* [Work to complete] Copy all lines holding the word "plist" from the entries.

↓

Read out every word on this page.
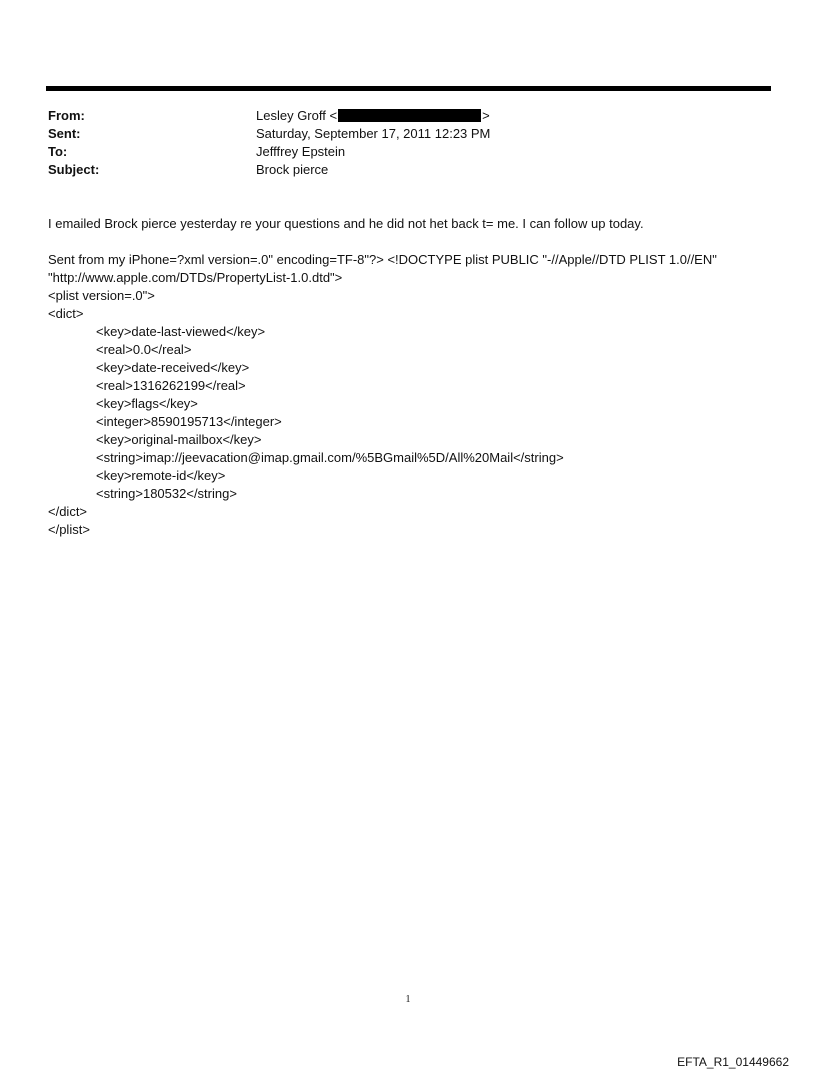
From:	Lesley Groff <	>
Sent:	Saturday, September 17, 2011 12:23 PM
To:	Jefffrey Epstein
Subject:	Brock pierce
I emailed Brock pierce yesterday re your questions and he did not het back t= me. I can follow up today.
Sent from my iPhone=?xml version=.0" encoding=TF-8"?> <!DOCTYPE plist PUBLIC "-//Apple//DTD PLIST 1.0//EN"
"http://www.apple.com/DTDs/PropertyList-1.0.dtd">
<plist version=.0">
<dict>
<key>date-last-viewed</key>
<real>0.0</real>
<key>date-received</key>
<real>1316262199</real>
<key>flags</key>
<integer>8590195713</integer>
<key>original-mailbox</key>
<string>imap://jeevacation@imap.gmail.com/%5BGmail%5D/All%20Mail</string>
<key>remote-id</key>
<string>180532</string>
</dict>
</plist>
1
EFTA_R1_01449662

↑

* [Right answer]
Sent from my iPhone=?xml version=.0" encoding=TF-8"?> <!DOCTYPE plist PUBLIC "-//Apple//DTD PLIST 1.0//EN"
<plist version=.0">
</plist>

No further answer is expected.